__GOAL__
Each entry below is to be given again word for word, with no pictures.

__RECORDS SHOWN__
--- Start ---

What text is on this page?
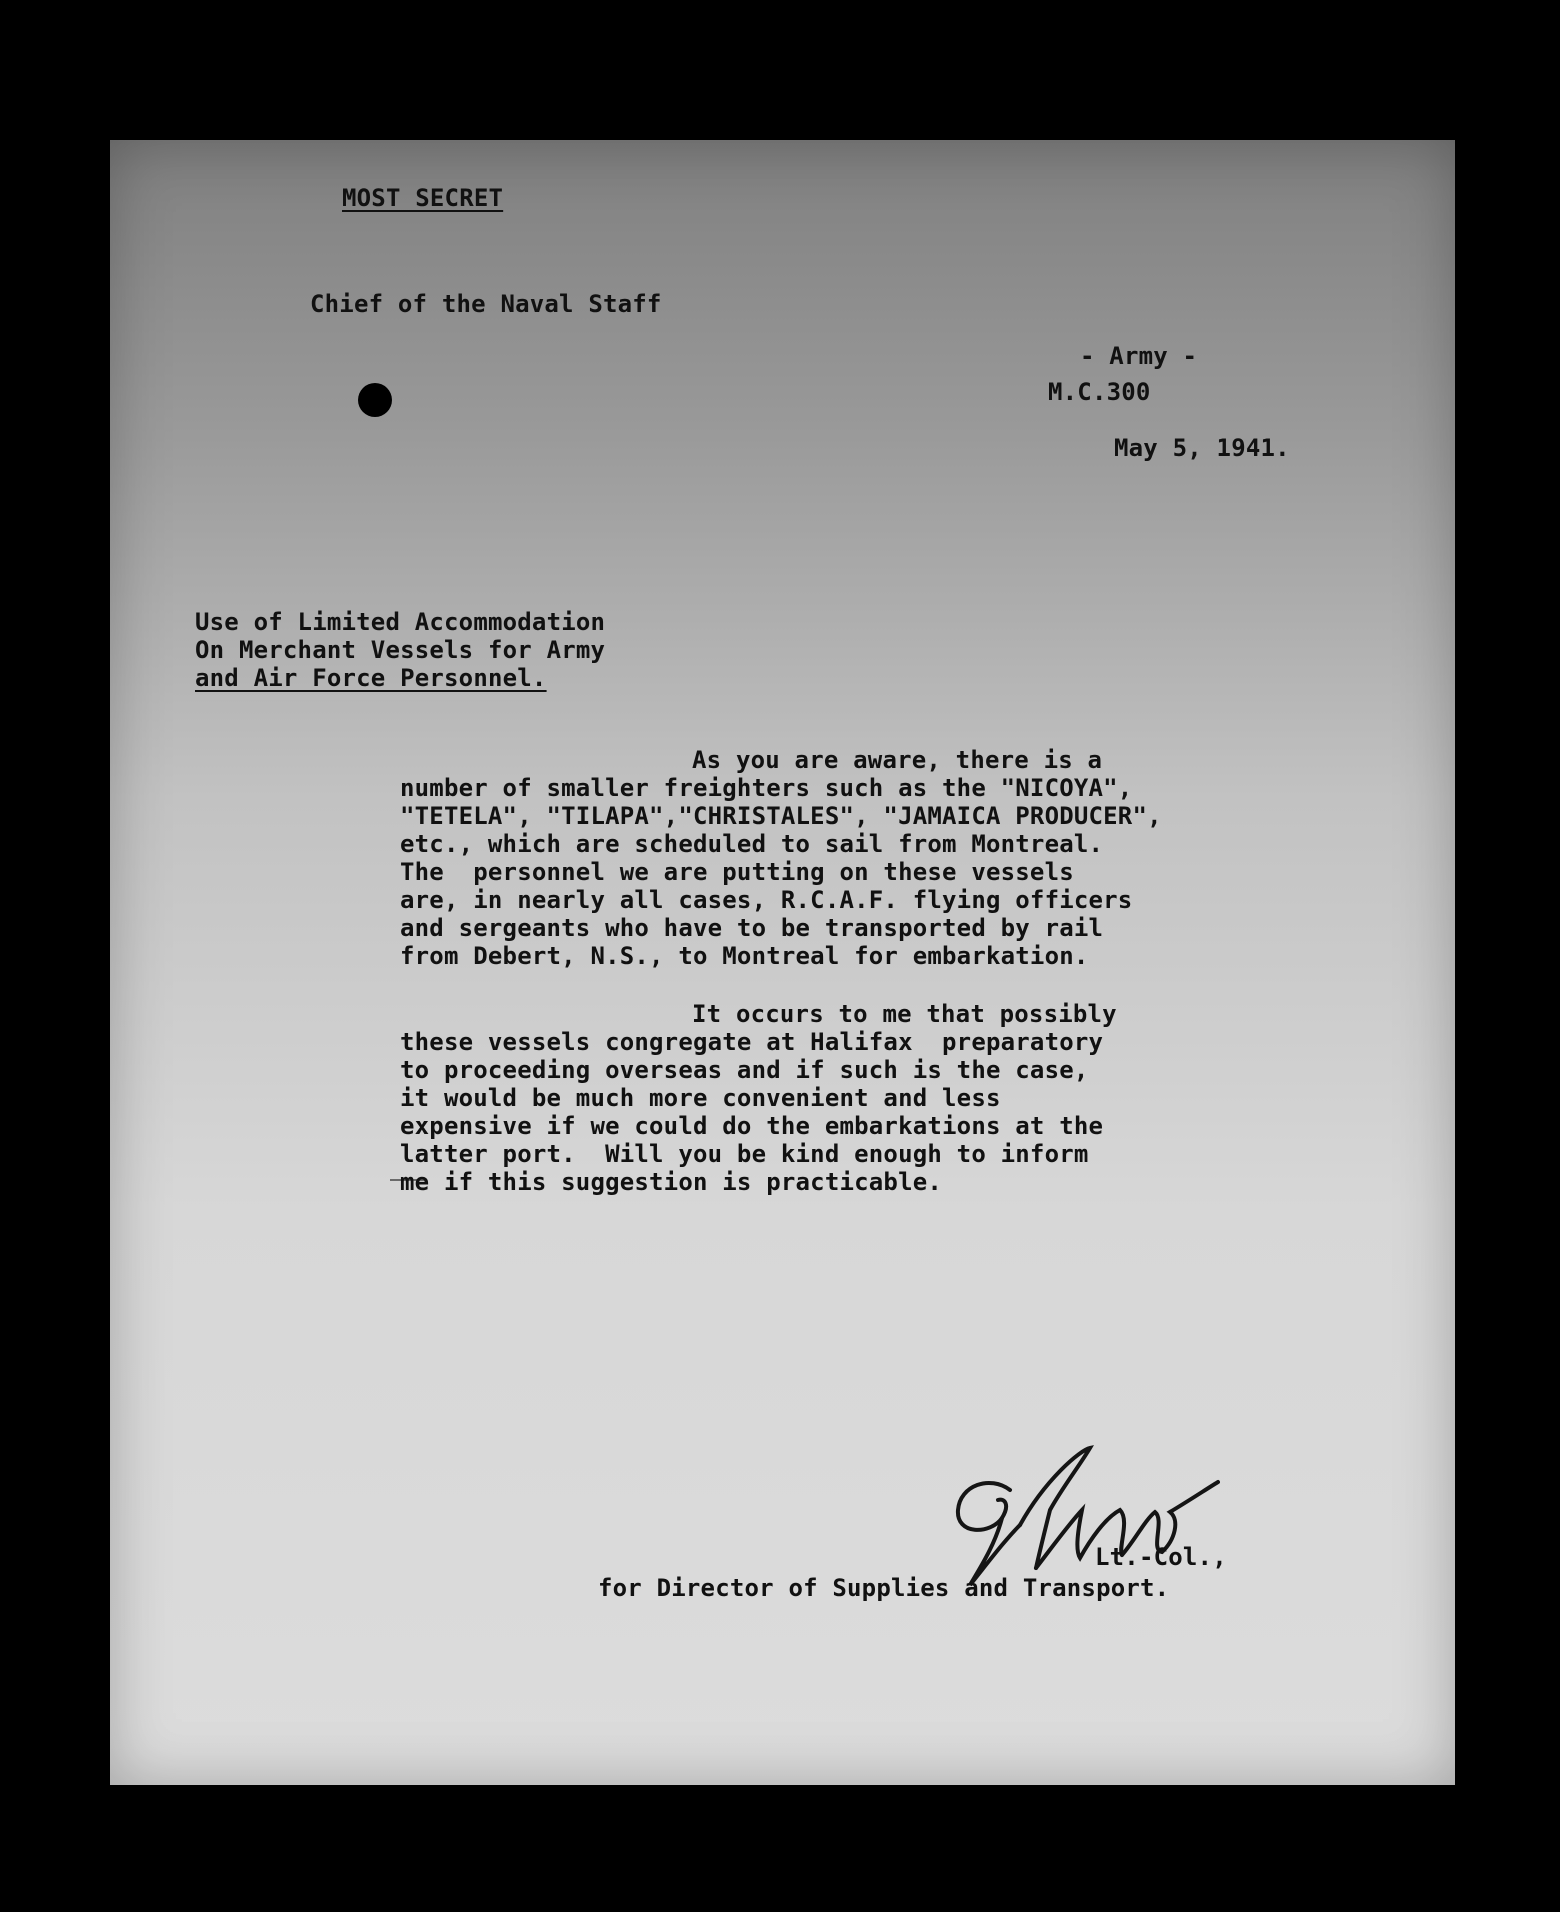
MOST SECRET
Chief of the Naval Staff
- Army -
M.C.300
May 5, 1941.
Use of Limited Accommodation
On Merchant Vessels for Army
and Air Force Personnel.
As you are aware, there is a
number of smaller freighters such as the "NICOYA",
"TETELA", "TILAPA","CHRISTALES", "JAMAICA PRODUCER",
etc., which are scheduled to sail from Montreal.
The  personnel we are putting on these vessels
are, in nearly all cases, R.C.A.F. flying officers
and sergeants who have to be transported by rail
from Debert, N.S., to Montreal for embarkation.
It occurs to me that possibly
these vessels congregate at Halifax  preparatory
to proceeding overseas and if such is the case,
it would be much more convenient and less
expensive if we could do the embarkations at the
latter port.  Will you be kind enough to inform
me if this suggestion is practicable.
Lt.-Col.,
for Director of Supplies and Transport.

--- End ---

__SOLVED PROBLEM__
What text is on this page?
MOST SECRET
Chief of the Naval Staff
- Army -
M.C.300
May 5, 1941.
Use of Limited Accommodation
On Merchant Vessels for Army
and Air Force Personnel.
As you are aware, there is a
number of smaller freighters such as the "NICOYA",
"TETELA", "TILAPA","CHRISTALES", "JAMAICA PRODUCER",
etc., which are scheduled to sail from Montreal.
The  personnel we are putting on these vessels
are, in nearly all cases, R.C.A.F. flying officers
and sergeants who have to be transported by rail
from Debert, N.S., to Montreal for embarkation.
It occurs to me that possibly
these vessels congregate at Halifax  preparatory
to proceeding overseas and if such is the case,
it would be much more convenient and less
expensive if we could do the embarkations at the
latter port.  Will you be kind enough to inform
me if this suggestion is practicable.
Lt.-Col.,
for Director of Supplies and Transport.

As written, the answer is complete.